start Provided data
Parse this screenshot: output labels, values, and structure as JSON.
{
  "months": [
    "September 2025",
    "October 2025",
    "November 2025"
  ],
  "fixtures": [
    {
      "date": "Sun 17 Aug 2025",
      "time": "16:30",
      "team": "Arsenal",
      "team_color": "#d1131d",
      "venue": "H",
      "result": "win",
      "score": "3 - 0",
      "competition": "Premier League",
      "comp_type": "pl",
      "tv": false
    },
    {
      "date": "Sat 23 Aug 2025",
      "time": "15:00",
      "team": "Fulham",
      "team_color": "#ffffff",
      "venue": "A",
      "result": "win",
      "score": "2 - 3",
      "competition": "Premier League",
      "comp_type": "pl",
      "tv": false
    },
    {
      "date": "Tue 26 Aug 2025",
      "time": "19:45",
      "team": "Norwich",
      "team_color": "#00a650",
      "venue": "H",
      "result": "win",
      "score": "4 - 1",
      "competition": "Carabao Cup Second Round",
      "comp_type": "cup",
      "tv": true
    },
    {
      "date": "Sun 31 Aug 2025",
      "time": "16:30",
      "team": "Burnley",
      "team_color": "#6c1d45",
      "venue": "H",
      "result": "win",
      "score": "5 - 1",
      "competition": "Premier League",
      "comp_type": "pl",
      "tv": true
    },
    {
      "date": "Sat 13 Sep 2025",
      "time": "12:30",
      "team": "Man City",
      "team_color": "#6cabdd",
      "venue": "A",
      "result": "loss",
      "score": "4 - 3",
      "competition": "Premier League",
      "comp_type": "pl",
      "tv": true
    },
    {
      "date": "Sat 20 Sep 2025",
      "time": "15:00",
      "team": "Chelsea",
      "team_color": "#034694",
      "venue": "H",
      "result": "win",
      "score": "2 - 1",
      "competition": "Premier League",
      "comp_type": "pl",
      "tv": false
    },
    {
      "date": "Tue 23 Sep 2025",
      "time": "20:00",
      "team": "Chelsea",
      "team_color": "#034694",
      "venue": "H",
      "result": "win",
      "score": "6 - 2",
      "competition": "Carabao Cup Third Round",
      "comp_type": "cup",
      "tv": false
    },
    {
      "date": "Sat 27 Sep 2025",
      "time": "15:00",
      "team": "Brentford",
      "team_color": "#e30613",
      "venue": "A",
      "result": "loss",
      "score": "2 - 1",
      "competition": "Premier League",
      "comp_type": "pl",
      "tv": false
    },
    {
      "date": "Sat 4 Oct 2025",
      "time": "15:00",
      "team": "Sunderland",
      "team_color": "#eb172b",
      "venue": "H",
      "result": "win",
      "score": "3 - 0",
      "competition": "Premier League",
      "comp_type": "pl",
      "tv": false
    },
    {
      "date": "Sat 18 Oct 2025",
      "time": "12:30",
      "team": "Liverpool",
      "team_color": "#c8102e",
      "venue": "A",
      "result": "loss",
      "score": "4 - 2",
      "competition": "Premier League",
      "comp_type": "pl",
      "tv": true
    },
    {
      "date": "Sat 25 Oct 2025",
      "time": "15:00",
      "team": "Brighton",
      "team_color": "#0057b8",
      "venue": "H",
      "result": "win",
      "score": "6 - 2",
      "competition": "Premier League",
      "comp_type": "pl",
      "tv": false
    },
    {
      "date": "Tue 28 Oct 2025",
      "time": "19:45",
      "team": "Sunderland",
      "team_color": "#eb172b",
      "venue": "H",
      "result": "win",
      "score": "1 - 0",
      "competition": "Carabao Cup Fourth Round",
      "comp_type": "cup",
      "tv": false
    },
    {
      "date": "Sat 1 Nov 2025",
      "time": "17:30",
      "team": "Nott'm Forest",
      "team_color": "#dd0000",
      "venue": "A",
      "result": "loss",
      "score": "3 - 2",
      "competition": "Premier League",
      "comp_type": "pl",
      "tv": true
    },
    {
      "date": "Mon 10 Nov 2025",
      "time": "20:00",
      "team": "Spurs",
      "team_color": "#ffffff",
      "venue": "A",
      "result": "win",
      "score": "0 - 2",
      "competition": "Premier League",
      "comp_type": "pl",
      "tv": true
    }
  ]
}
end Provided data
**What is required:** Exactly how many lines of the listing above contain the string "Carabao"? Give no more than the number.

**Solved problem:** 3